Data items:
* * *

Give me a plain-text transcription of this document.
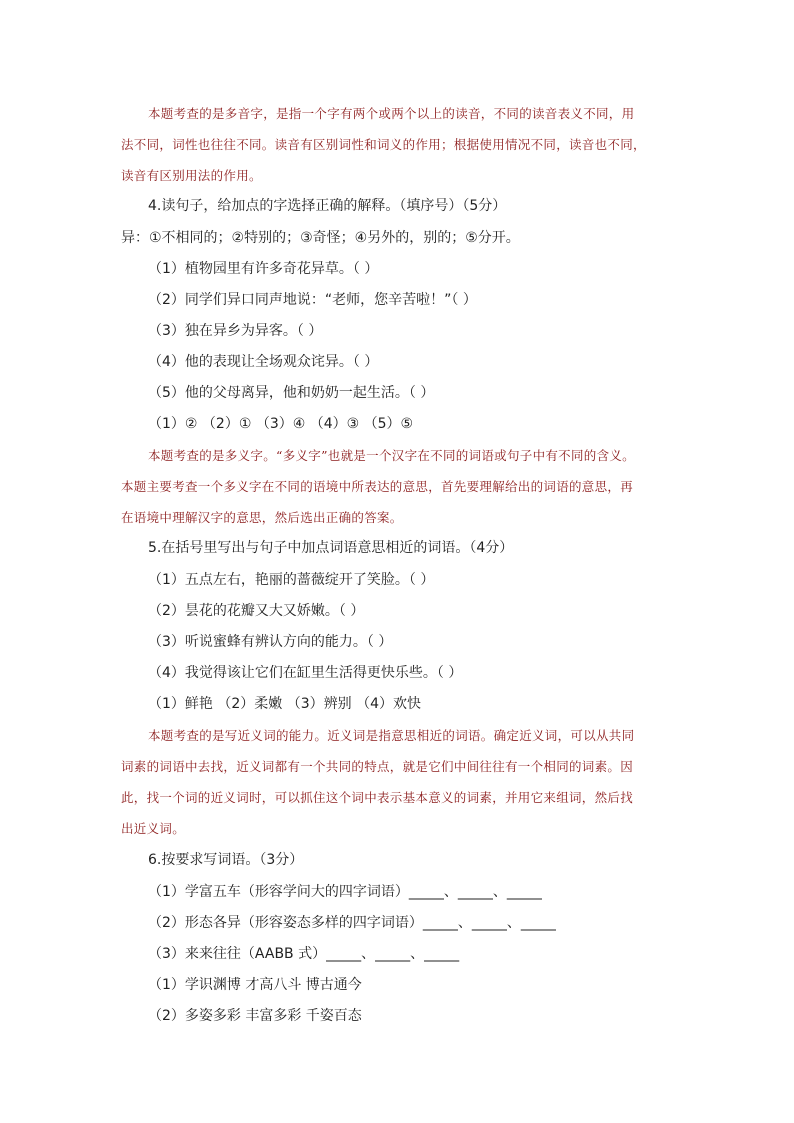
本题考查的是多音字，是指一个字有两个或两个以上的读音，不同的读音表义不同，用
法不同，词性也往往不同。读音有区别词性和词义的作用；根据使用情况不同，读音也不同，
读音有区别用法的作用。
4.读句子，给加点的字选择正确的解释。（填序号）（5分）
异：①不相同的；②特别的；③奇怪；④另外的，别的；⑤分开。
（1）植物园里有许多奇花异草。（ ）
（2）同学们异口同声地说：“老师，您辛苦啦！”（ ）
（3）独在异乡为异客。（ ）
（4）他的表现让全场观众诧异。（ ）
（5）他的父母离异，他和奶奶一起生活。（ ）
（1）② （2）① （3）④ （4）③ （5）⑤
本题考查的是多义字。“多义字”也就是一个汉字在不同的词语或句子中有不同的含义。
本题主要考查一个多义字在不同的语境中所表达的意思，首先要理解给出的词语的意思，再
在语境中理解汉字的意思，然后选出正确的答案。
5.在括号里写出与句子中加点词语意思相近的词语。（4分）
（1）五点左右，艳丽的蔷薇绽开了笑脸。（ ）
（2）昙花的花瓣又大又娇嫩。（ ）
（3）听说蜜蜂有辨认方向的能力。（ ）
（4）我觉得该让它们在缸里生活得更快乐些。（ ）
（1）鲜艳 （2）柔嫩 （3）辨别 （4）欢快
本题考查的是写近义词的能力。近义词是指意思相近的词语。确定近义词，可以从共同
词素的词语中去找，近义词都有一个共同的特点，就是它们中间往往有一个相同的词素。因
此，找一个词的近义词时，可以抓住这个词中表示基本意义的词素，并用它来组词，然后找
出近义词。
6.按要求写词语。（3分）
（1）学富五车（形容学问大的四字词语）_____、_____、_____
（2）形态各异（形容姿态多样的四字词语）_____、_____、_____
（3）来来往往（AABB 式）_____、_____、_____
（1）学识渊博 才高八斗 博古通今
（2）多姿多彩 丰富多彩 千姿百态
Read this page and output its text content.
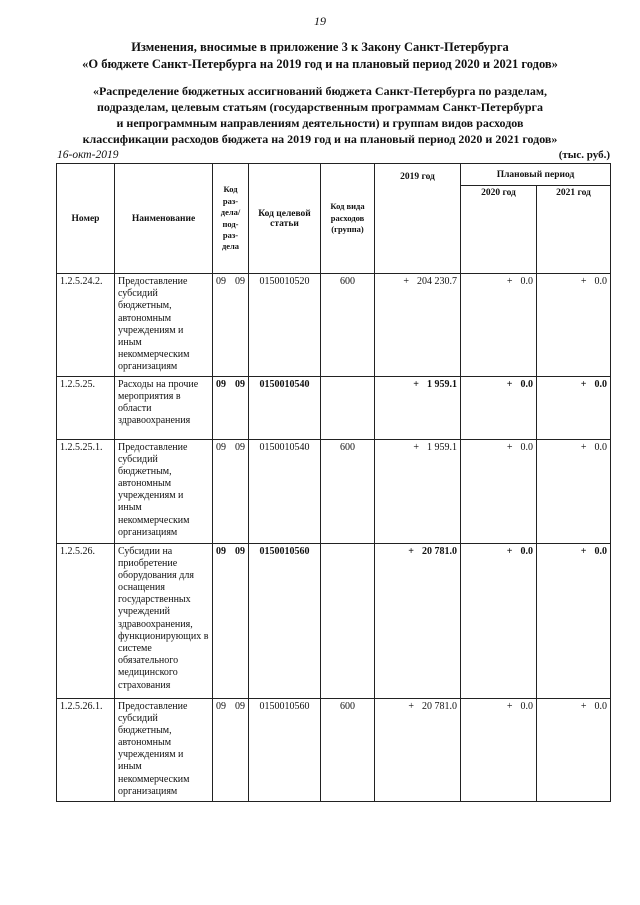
19
Изменения, вносимые в приложение 3 к Закону Санкт-Петербурга
«О бюджете Санкт-Петербурга на 2019 год и на плановый период 2020 и 2021 годов»
«Распределение бюджетных ассигнований бюджета Санкт-Петербурга по разделам,
подразделам, целевым статьям (государственным программам Санкт-Петербурга
и непрограммным направлениям деятельности) и группам видов расходов
классификации расходов бюджета на 2019 год и на плановый период 2020 и 2021 годов»
16-окт-2019	(тыс. руб.)
Номер	Наименование	Код раз-дела/ под-раз-дела	Код целевой статьи	Код вида расходов (группа)	2019 год	Плановый период	
						2020 год	2021 год
1.2.5.24.2.	Предоставление субсидий бюджетным, автономным учреждениям и иным некоммерческим организациям	09 09	0150010520	600	+ 204 230.7	+ 0.0	+ 0.0
1.2.5.25.	Расходы на прочие мероприятия в области здравоохранения	09 09	0150010540		+ 1 959.1	+ 0.0	+ 0.0
1.2.5.25.1.	Предоставление субсидий бюджетным, автономным учреждениям и иным некоммерческим организациям	09 09	0150010540	600	+ 1 959.1	+ 0.0	+ 0.0
1.2.5.26.	Субсидии на приобретение оборудования для оснащения государственных учреждений здравоохранения, функционирующих в системе обязательного медицинского страхования	09 09	0150010560		+ 20 781.0	+ 0.0	+ 0.0
1.2.5.26.1.	Предоставление субсидий бюджетным, автономным учреждениям и иным некоммерческим организациям	09 09	0150010560	600	+ 20 781.0	+ 0.0	+ 0.0
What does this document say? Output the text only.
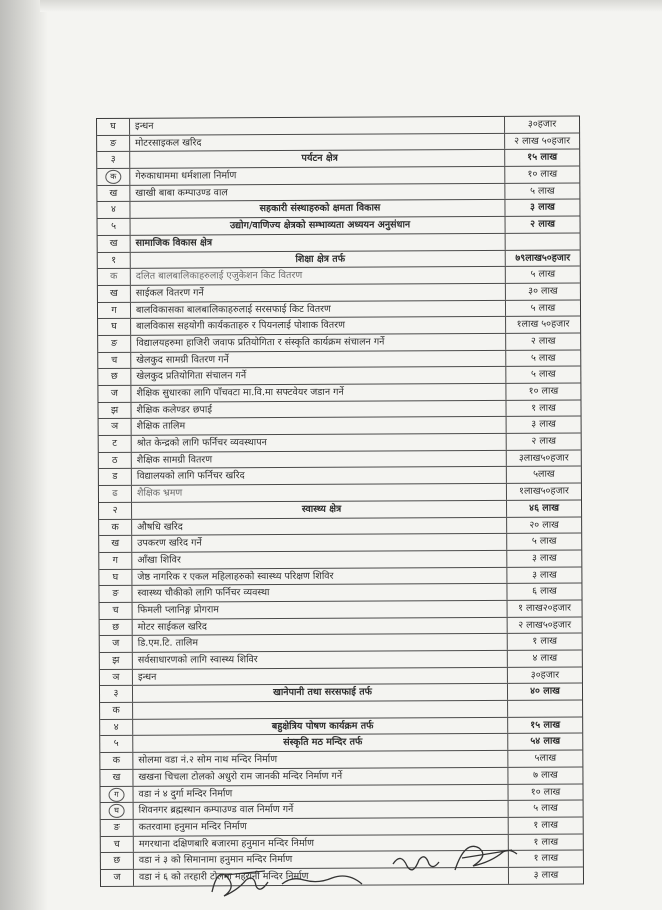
घ	इन्धन	३०हजार
ङ	मोटरसाइकल खरिद	२ लाख ५०हजार
३	पर्यटन क्षेत्र	१५ लाख
क	गेरुकाधाममा धर्मशाला निर्माण	१० लाख
ख	खाखी बाबा कम्पाउण्ड वाल	५ लाख
४	सहकारी संस्थाहरुको क्षमता विकास	३ लाख
५	उद्योग/वाणिज्य क्षेत्रको सम्भाव्यता अध्ययन अनुसंधान	२ लाख
ख	सामाजिक विकास क्षेत्र
१	शिक्षा क्षेत्र तर्फ	७९लाख५०हजार
क	दलित बालबालिकाहरुलाई एजुकेशन किट वितरण	५ लाख
ख	साईकल वितरण गर्ने	३० लाख
ग	बालविकासका बालबालिकाहरुलाई सरसफाई किट वितरण	५ लाख
घ	बालविकास सहयोगी कार्यकताहरु र पियनलाई पोशाक वितरण	१लाख ५०हजार
ङ	विद्यालयहरुमा हाजिरी जवाफ प्रतियोगिता र संस्कृति कार्यक्रम संचालन गर्ने	२ लाख
च	खेलकुद सामग्री वितरण गर्ने	५ लाख
छ	खेलकुद प्रतियोगिता संचालन गर्ने	५ लाख
ज	शैक्षिक सुधारका लागि पाँचवटा मा.वि.मा सफ्टवेयर जडान गर्ने	१० लाख
झ	शैक्षिक कलेण्डर छपाई	१ लाख
ञ	शैक्षिक तालिम	३ लाख
ट	श्रोत केन्द्रको लागि फर्निचर व्यवस्थापन	२ लाख
ठ	शैक्षिक सामग्री वितरण	३लाख५०हजार
ड	विद्यालयको लागि फर्निचर खरिद	५लाख
ढ	शैक्षिक भ्रमण	१लाख५०हजार
२	स्वास्थ्य क्षेत्र	४६ लाख
क	औषधि खरिद	२० लाख
ख	उपकरण खरिद गर्ने	५ लाख
ग	आँखा शिविर	३ लाख
घ	जेष्ठ नागरिक र एकल महिलाहरुको स्वास्थ्य परिक्षण शिविर	३ लाख
ङ	स्वास्थ्य चौकीको लागि फर्निचर व्यवस्था	६ लाख
च	फिमली प्लानिङ्ग प्रोगराम	१ लाख२०हजार
छ	मोटर साईकल खरिद	२ लाख५०हजार
ज	डि.एम.टि. तालिम	१ लाख
झ	सर्वसाधारणको लागि स्वास्थ्य शिविर	४ लाख
ञ	इन्धन	३०हजार
३	खानेपानी तथा सरसफाई तर्फ	४० लाख
क
४	बहुक्षेत्रिय पोषण कार्यक्रम तर्फ	१५ लाख
५	संस्कृति मठ मन्दिर तर्फ	५४ लाख
क	सोलमा वडा नं.२ सोम नाथ मन्दिर निर्माण	५लाख
ख	खखना चिचला टोलको अधुरो राम जानकी मन्दिर निर्माण गर्ने	७ लाख
ग	वडा नं ४ दुर्गा मन्दिर निर्माण	१० लाख
घ	शिवनगर ब्रह्मस्थान कम्पाउण्ड वाल निर्माण गर्ने	५ लाख
ङ	कतरवामा हनुमान मन्दिर निर्माण	१ लाख
च	मगरथाना दक्षिणबारि बजारमा हनुमान मन्दिर निर्माण	१ लाख
छ	वडा नं ३ को सिमानामा हनुमान मन्दिर निर्माण	१ लाख
ज	वडा नं ६ को तरहारी टोलमा महरानी मन्दिर निर्माण	३ लाख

* * *

#### Directions
Gather from the entries above all lines that include the string "Петербурга".

#### Worked solution
Изменения, вносимые в приложение 3 к Закону Санкт-Петербурга
«О бюджете Санкт-Петербурга на 2019 год и на плановый период 2020 и 2021 годов»
«Распределение бюджетных ассигнований бюджета Санкт-Петербурга по разделам,
подразделам, целевым статьям (государственным программам Санкт-Петербурга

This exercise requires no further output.